Repeat what the lines below say, word for word, and skip every image.

- _DATA SHOWN_

========

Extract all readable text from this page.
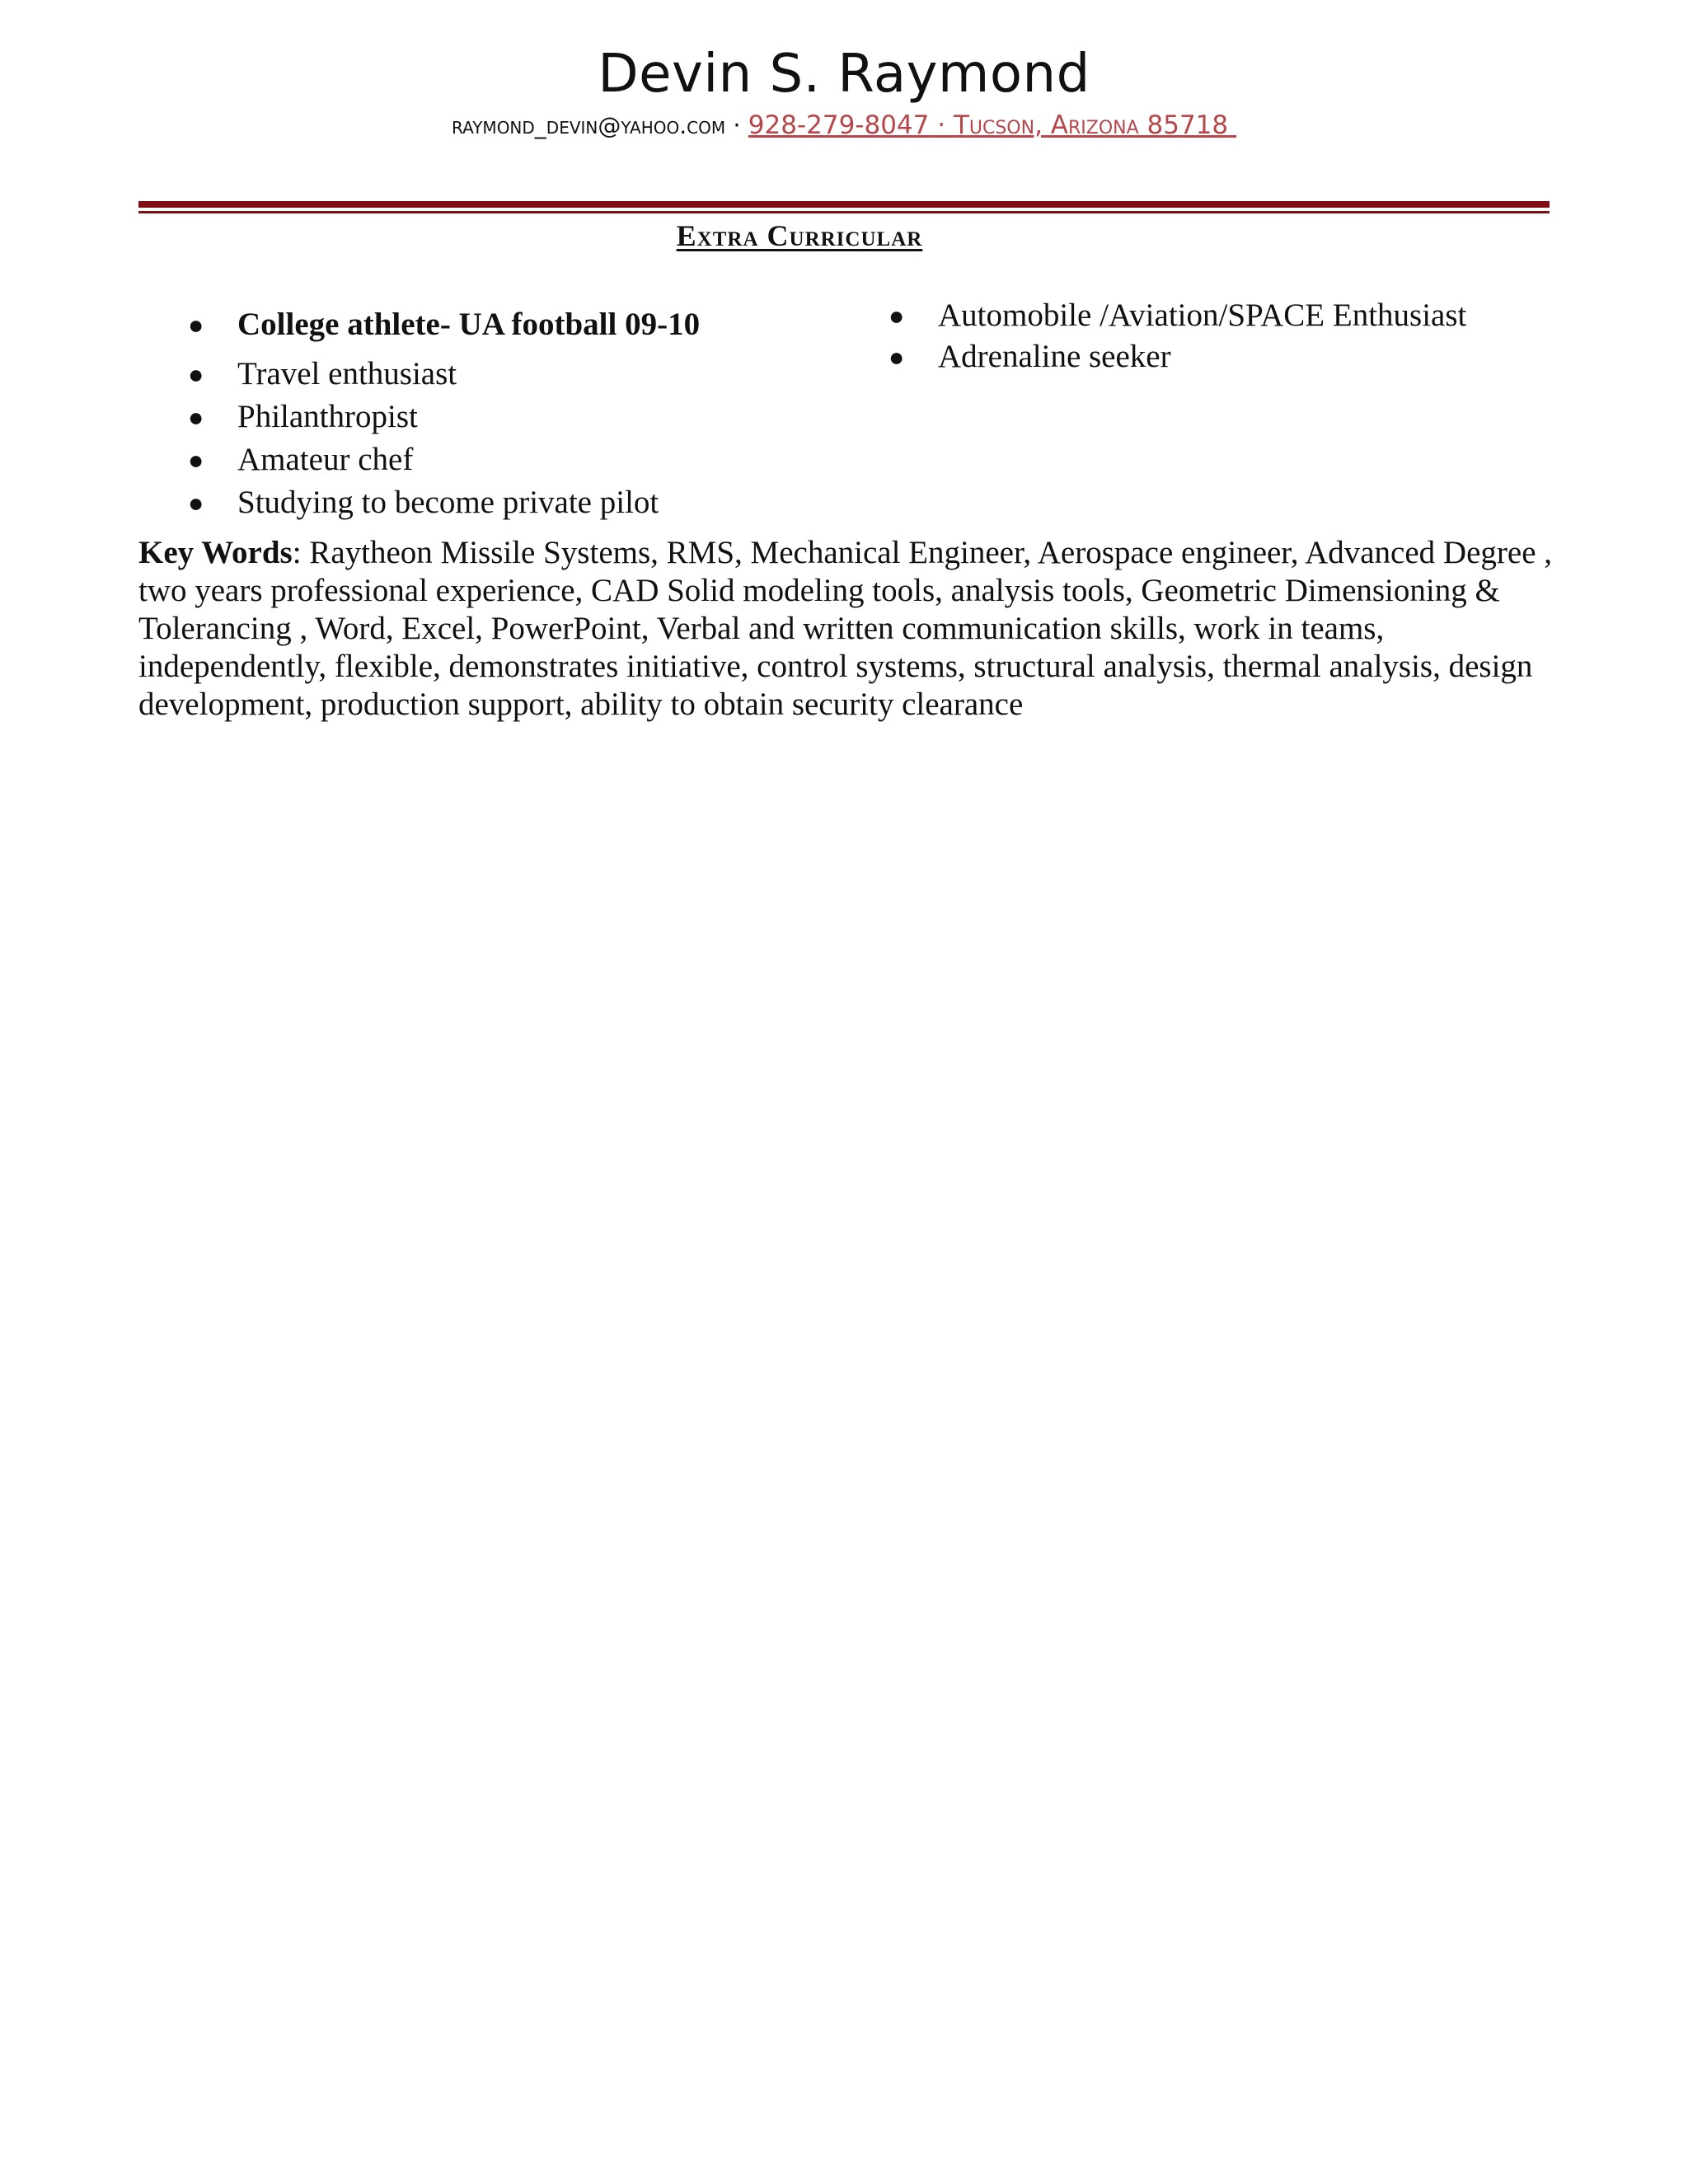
Devin S. Raymond
raymond_devin@yahoo.com · 928-279-8047 · Tucson, Arizona 85718
Extra Curricular
● College athlete- UA football 09-10
● Travel enthusiast
● Philanthropist
● Amateur chef
● Studying to become private pilot
● Automobile /Aviation/SPACE Enthusiast
● Adrenaline seeker
Key Words: Raytheon Missile Systems, RMS, Mechanical Engineer, Aerospace engineer, Advanced Degree , two years professional experience, CAD Solid modeling tools, analysis tools, Geometric Dimensioning & Tolerancing , Word, Excel, PowerPoint, Verbal and written communication skills, work in teams, independently, flexible, demonstrates initiative, control systems, structural analysis, thermal analysis, design development, production support, ability to obtain security clearance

========

- _RESULT OF THIS TASK_
Extract all readable text from this page.
Devin S. Raymond
raymond_devin@yahoo.com · 928-279-8047 · Tucson, Arizona 85718
Extra Curricular
● College athlete- UA football 09-10
● Travel enthusiast
● Philanthropist
● Amateur chef
● Studying to become private pilot
● Automobile /Aviation/SPACE Enthusiast
● Adrenaline seeker
Key Words: Raytheon Missile Systems, RMS, Mechanical Engineer, Aerospace engineer, Advanced Degree , two years professional experience, CAD Solid modeling tools, analysis tools, Geometric Dimensioning & Tolerancing , Word, Excel, PowerPoint, Verbal and written communication skills, work in teams, independently, flexible, demonstrates initiative, control systems, structural analysis, thermal analysis, design development, production support, ability to obtain security clearance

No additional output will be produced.